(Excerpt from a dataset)
>> begin

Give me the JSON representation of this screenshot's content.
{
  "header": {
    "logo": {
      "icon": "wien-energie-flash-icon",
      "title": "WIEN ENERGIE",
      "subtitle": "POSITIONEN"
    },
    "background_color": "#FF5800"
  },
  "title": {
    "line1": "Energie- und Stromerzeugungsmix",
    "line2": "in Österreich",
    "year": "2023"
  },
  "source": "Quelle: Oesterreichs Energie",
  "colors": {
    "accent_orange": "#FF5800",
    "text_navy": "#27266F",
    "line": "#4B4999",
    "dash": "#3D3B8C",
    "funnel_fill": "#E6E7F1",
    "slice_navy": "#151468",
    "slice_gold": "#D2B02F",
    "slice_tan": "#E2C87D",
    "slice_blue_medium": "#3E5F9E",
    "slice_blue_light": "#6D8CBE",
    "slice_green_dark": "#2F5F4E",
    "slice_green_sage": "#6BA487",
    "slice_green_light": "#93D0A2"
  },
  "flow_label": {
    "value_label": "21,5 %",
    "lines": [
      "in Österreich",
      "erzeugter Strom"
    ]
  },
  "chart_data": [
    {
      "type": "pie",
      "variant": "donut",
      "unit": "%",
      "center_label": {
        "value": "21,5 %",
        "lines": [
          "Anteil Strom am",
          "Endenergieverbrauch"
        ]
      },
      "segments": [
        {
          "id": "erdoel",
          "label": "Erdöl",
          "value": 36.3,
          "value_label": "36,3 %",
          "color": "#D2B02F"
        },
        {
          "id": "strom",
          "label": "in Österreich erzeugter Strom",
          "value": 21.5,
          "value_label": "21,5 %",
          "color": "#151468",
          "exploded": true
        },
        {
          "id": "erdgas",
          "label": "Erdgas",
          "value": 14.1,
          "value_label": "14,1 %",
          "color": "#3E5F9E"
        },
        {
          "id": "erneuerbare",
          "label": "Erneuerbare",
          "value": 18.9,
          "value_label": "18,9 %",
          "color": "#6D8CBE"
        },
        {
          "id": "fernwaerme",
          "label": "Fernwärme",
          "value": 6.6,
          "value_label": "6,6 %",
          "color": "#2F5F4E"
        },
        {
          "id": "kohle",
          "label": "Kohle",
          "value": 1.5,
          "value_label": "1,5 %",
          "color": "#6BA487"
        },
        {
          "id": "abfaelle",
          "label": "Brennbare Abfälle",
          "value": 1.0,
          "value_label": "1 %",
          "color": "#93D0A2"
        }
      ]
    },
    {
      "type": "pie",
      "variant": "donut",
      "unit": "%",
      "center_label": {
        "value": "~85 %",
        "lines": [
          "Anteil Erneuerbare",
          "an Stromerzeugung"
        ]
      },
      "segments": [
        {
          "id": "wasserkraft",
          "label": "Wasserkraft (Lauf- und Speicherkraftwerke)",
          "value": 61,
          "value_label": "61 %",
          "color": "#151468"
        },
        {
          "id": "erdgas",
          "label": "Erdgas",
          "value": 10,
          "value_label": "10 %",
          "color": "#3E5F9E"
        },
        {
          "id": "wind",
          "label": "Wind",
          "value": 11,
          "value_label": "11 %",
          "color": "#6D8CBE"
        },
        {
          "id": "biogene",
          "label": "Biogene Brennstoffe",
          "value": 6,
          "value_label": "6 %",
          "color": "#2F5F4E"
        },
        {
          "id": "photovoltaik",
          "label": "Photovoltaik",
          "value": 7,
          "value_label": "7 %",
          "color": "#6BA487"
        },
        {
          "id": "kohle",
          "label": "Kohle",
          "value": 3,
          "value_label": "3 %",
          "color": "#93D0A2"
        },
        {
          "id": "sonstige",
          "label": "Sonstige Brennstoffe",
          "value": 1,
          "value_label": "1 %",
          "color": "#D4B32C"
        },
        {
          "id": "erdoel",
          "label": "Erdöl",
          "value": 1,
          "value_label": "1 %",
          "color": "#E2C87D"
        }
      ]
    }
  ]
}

>> end

-- EXERCISE DIRECTIONS --
Transcribe the whole listing exactly.

-- RESPONSE TO THIS EXERCISE --
Give me the JSON representation of this screenshot's content.
{
  "header": {
    "logo": {
      "icon": "wien-energie-flash-icon",
      "title": "WIEN ENERGIE",
      "subtitle": "POSITIONEN"
    },
    "background_color": "#FF5800"
  },
  "title": {
    "line1": "Energie- und Stromerzeugungsmix",
    "line2": "in Österreich",
    "year": "2023"
  },
  "source": "Quelle: Oesterreichs Energie",
  "colors": {
    "accent_orange": "#FF5800",
    "text_navy": "#27266F",
    "line": "#4B4999",
    "dash": "#3D3B8C",
    "funnel_fill": "#E6E7F1",
    "slice_navy": "#151468",
    "slice_gold": "#D2B02F",
    "slice_tan": "#E2C87D",
    "slice_blue_medium": "#3E5F9E",
    "slice_blue_light": "#6D8CBE",
    "slice_green_dark": "#2F5F4E",
    "slice_green_sage": "#6BA487",
    "slice_green_light": "#93D0A2"
  },
  "flow_label": {
    "value_label": "21,5 %",
    "lines": [
      "in Österreich",
      "erzeugter Strom"
    ]
  },
  "chart_data": [
    {
      "type": "pie",
      "variant": "donut",
      "unit": "%",
      "center_label": {
        "value": "21,5 %",
        "lines": [
          "Anteil Strom am",
          "Endenergieverbrauch"
        ]
      },
      "segments": [
        {
          "id": "erdoel",
          "label": "Erdöl",
          "value": 36.3,
          "value_label": "36,3 %",
          "color": "#D2B02F"
        },
        {
          "id": "strom",
          "label": "in Österreich erzeugter Strom",
          "value": 21.5,
          "value_label": "21,5 %",
          "color": "#151468",
          "exploded": true
        },
        {
          "id": "erdgas",
          "label": "Erdgas",
          "value": 14.1,
          "value_label": "14,1 %",
          "color": "#3E5F9E"
        },
        {
          "id": "erneuerbare",
          "label": "Erneuerbare",
          "value": 18.9,
          "value_label": "18,9 %",
          "color": "#6D8CBE"
        },
        {
          "id": "fernwaerme",
          "label": "Fernwärme",
          "value": 6.6,
          "value_label": "6,6 %",
          "color": "#2F5F4E"
        },
        {
          "id": "kohle",
          "label": "Kohle",
          "value": 1.5,
          "value_label": "1,5 %",
          "color": "#6BA487"
        },
        {
          "id": "abfaelle",
          "label": "Brennbare Abfälle",
          "value": 1.0,
          "value_label": "1 %",
          "color": "#93D0A2"
        }
      ]
    },
    {
      "type": "pie",
      "variant": "donut",
      "unit": "%",
      "center_label": {
        "value": "~85 %",
        "lines": [
          "Anteil Erneuerbare",
          "an Stromerzeugung"
        ]
      },
      "segments": [
        {
          "id": "wasserkraft",
          "label": "Wasserkraft (Lauf- und Speicherkraftwerke)",
          "value": 61,
          "value_label": "61 %",
          "color": "#151468"
        },
        {
          "id": "erdgas",
          "label": "Erdgas",
          "value": 10,
          "value_label": "10 %",
          "color": "#3E5F9E"
        },
        {
          "id": "wind",
          "label": "Wind",
          "value": 11,
          "value_label": "11 %",
          "color": "#6D8CBE"
        },
        {
          "id": "biogene",
          "label": "Biogene Brennstoffe",
          "value": 6,
          "value_label": "6 %",
          "color": "#2F5F4E"
        },
        {
          "id": "photovoltaik",
          "label": "Photovoltaik",
          "value": 7,
          "value_label": "7 %",
          "color": "#6BA487"
        },
        {
          "id": "kohle",
          "label": "Kohle",
          "value": 3,
          "value_label": "3 %",
          "color": "#93D0A2"
        },
        {
          "id": "sonstige",
          "label": "Sonstige Brennstoffe",
          "value": 1,
          "value_label": "1 %",
          "color": "#D4B32C"
        },
        {
          "id": "erdoel",
          "label": "Erdöl",
          "value": 1,
          "value_label": "1 %",
          "color": "#E2C87D"
        }
      ]
    }
  ]
}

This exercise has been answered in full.